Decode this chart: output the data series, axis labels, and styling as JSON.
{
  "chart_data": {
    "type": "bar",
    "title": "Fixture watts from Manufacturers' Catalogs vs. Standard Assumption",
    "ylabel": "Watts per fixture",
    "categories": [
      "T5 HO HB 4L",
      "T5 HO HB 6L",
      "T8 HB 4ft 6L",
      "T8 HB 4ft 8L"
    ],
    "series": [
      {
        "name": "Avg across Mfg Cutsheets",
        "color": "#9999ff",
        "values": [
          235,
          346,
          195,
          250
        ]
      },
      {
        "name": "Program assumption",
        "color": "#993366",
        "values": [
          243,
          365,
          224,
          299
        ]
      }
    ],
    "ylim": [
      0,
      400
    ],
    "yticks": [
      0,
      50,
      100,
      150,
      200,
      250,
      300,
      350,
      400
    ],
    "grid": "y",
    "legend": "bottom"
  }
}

# TASK DESCRIPTION
How many of the listing's lines contain "series"? Respond with a single number and nothing else.

# TASK RESULT
2